=== Data rows ===

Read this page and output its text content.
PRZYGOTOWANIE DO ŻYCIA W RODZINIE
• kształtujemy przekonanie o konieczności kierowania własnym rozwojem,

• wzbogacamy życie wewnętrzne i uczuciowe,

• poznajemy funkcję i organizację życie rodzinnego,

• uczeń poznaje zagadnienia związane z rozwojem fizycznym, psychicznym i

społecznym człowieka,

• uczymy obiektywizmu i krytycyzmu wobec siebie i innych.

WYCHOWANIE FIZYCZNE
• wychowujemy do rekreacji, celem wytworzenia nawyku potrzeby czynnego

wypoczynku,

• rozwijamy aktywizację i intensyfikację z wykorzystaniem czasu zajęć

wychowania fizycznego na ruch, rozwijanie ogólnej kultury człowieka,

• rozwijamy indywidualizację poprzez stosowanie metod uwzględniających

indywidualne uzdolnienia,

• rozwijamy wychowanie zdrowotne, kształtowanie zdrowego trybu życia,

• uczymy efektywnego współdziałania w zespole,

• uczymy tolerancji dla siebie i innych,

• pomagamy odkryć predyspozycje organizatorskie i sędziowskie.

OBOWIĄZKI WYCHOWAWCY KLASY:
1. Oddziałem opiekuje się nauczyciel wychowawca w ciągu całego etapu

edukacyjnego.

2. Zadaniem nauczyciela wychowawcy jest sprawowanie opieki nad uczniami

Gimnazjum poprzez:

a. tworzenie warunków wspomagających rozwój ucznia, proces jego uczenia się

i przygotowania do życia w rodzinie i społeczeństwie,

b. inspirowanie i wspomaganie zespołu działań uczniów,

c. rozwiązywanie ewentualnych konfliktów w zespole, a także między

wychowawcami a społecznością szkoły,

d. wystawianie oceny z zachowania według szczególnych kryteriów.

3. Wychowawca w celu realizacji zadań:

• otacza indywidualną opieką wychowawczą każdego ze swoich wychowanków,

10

===

[What is required] Transcribe all of the material exactly. Omit nothing.

[Correct answer]
Read this page and output its text content.
PRZYGOTOWANIE DO ŻYCIA W RODZINIE
• kształtujemy przekonanie o konieczności kierowania własnym rozwojem,

• wzbogacamy życie wewnętrzne i uczuciowe,

• poznajemy funkcję i organizację życie rodzinnego,

• uczeń poznaje zagadnienia związane z rozwojem fizycznym, psychicznym i

społecznym człowieka,

• uczymy obiektywizmu i krytycyzmu wobec siebie i innych.

WYCHOWANIE FIZYCZNE
• wychowujemy do rekreacji, celem wytworzenia nawyku potrzeby czynnego

wypoczynku,

• rozwijamy aktywizację i intensyfikację z wykorzystaniem czasu zajęć

wychowania fizycznego na ruch, rozwijanie ogólnej kultury człowieka,

• rozwijamy indywidualizację poprzez stosowanie metod uwzględniających

indywidualne uzdolnienia,

• rozwijamy wychowanie zdrowotne, kształtowanie zdrowego trybu życia,

• uczymy efektywnego współdziałania w zespole,

• uczymy tolerancji dla siebie i innych,

• pomagamy odkryć predyspozycje organizatorskie i sędziowskie.

OBOWIĄZKI WYCHOWAWCY KLASY:
1. Oddziałem opiekuje się nauczyciel wychowawca w ciągu całego etapu

edukacyjnego.

2. Zadaniem nauczyciela wychowawcy jest sprawowanie opieki nad uczniami

Gimnazjum poprzez:

a. tworzenie warunków wspomagających rozwój ucznia, proces jego uczenia się

i przygotowania do życia w rodzinie i społeczeństwie,

b. inspirowanie i wspomaganie zespołu działań uczniów,

c. rozwiązywanie ewentualnych konfliktów w zespole, a także między

wychowawcami a społecznością szkoły,

d. wystawianie oceny z zachowania według szczególnych kryteriów.

3. Wychowawca w celu realizacji zadań:

• otacza indywidualną opieką wychowawczą każdego ze swoich wychowanków,

10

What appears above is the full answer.